- TASK GOAL -
Transcribe each of the records below exactly, excluding all pictures.

- DATA LISTING -
<<<<

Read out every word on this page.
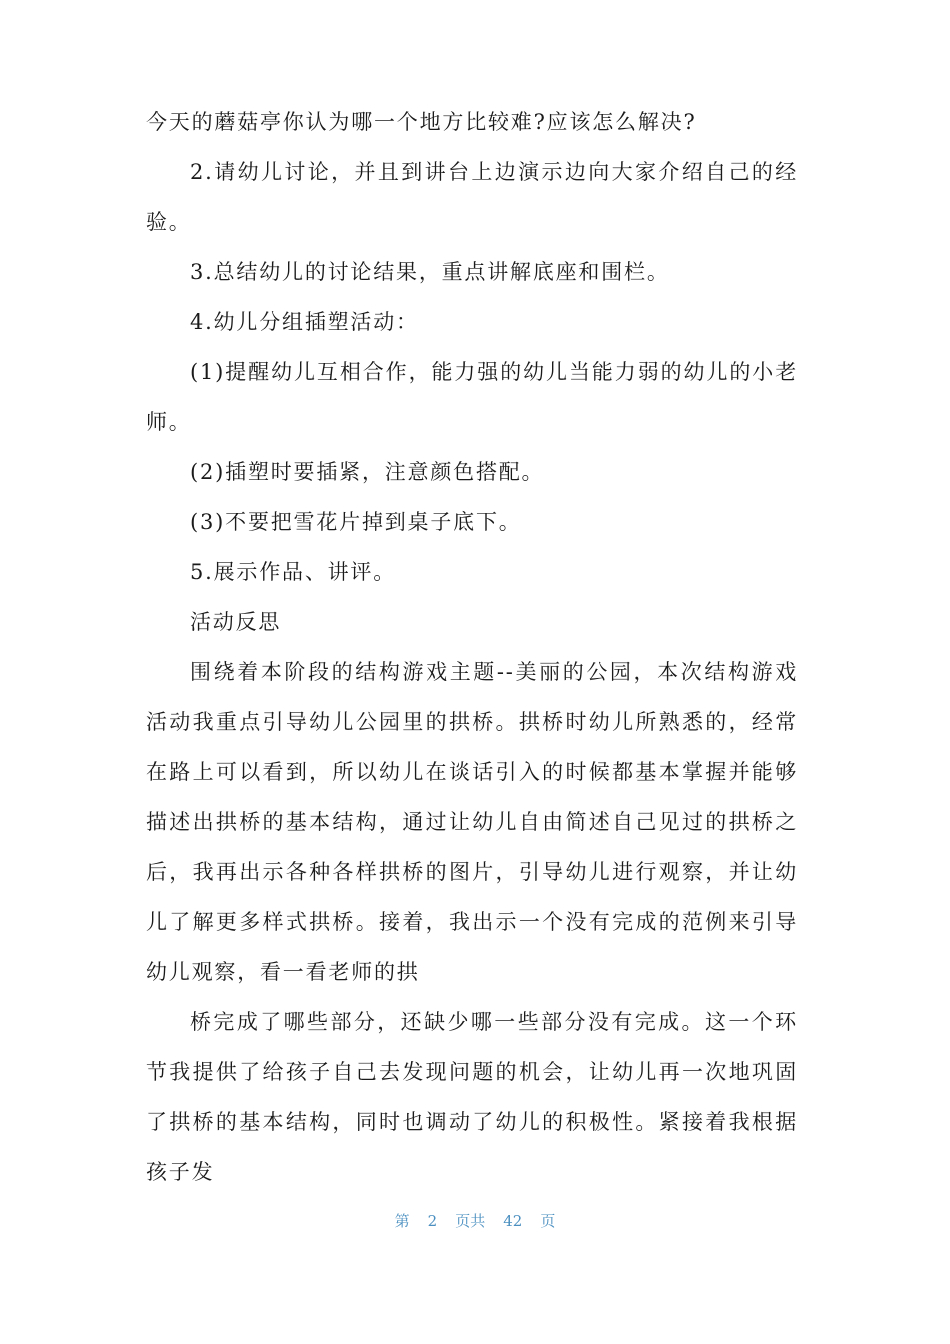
今天的蘑菇亭你认为哪一个地方比较难?应该怎么解决?

2.请幼儿讨论，并且到讲台上边演示边向大家介绍自己的经验。

3.总结幼儿的讨论结果，重点讲解底座和围栏。

4.幼儿分组插塑活动：

(1)提醒幼儿互相合作，能力强的幼儿当能力弱的幼儿的小老师。

(2)插塑时要插紧，注意颜色搭配。

(3)不要把雪花片掉到桌子底下。

5.展示作品、讲评。

活动反思

围绕着本阶段的结构游戏主题--美丽的公园，本次结构游戏活动我重点引导幼儿公园里的拱桥。拱桥时幼儿所熟悉的，经常在路上可以看到，所以幼儿在谈话引入的时候都基本掌握并能够描述出拱桥的基本结构，通过让幼儿自由简述自己见过的拱桥之后，我再出示各种各样拱桥的图片，引导幼儿进行观察，并让幼儿了解更多样式拱桥。接着，我出示一个没有完成的范例来引导幼儿观察，看一看老师的拱

桥完成了哪些部分，还缺少哪一些部分没有完成。这一个环节我提供了给孩子自己去发现问题的机会，让幼儿再一次地巩固了拱桥的基本结构，同时也调动了幼儿的积极性。紧接着我根据孩子发

第 2 页共 42 页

>>>>

- RESULT OF THIS EXERCISE -
Read out every word on this page.
今天的蘑菇亭你认为哪一个地方比较难?应该怎么解决?

2.请幼儿讨论，并且到讲台上边演示边向大家介绍自己的经验。

3.总结幼儿的讨论结果，重点讲解底座和围栏。

4.幼儿分组插塑活动：

(1)提醒幼儿互相合作，能力强的幼儿当能力弱的幼儿的小老师。

(2)插塑时要插紧，注意颜色搭配。

(3)不要把雪花片掉到桌子底下。

5.展示作品、讲评。

活动反思

围绕着本阶段的结构游戏主题--美丽的公园，本次结构游戏活动我重点引导幼儿公园里的拱桥。拱桥时幼儿所熟悉的，经常在路上可以看到，所以幼儿在谈话引入的时候都基本掌握并能够描述出拱桥的基本结构，通过让幼儿自由简述自己见过的拱桥之后，我再出示各种各样拱桥的图片，引导幼儿进行观察，并让幼儿了解更多样式拱桥。接着，我出示一个没有完成的范例来引导幼儿观察，看一看老师的拱

桥完成了哪些部分，还缺少哪一些部分没有完成。这一个环节我提供了给孩子自己去发现问题的机会，让幼儿再一次地巩固了拱桥的基本结构，同时也调动了幼儿的积极性。紧接着我根据孩子发

第 2 页共 42 页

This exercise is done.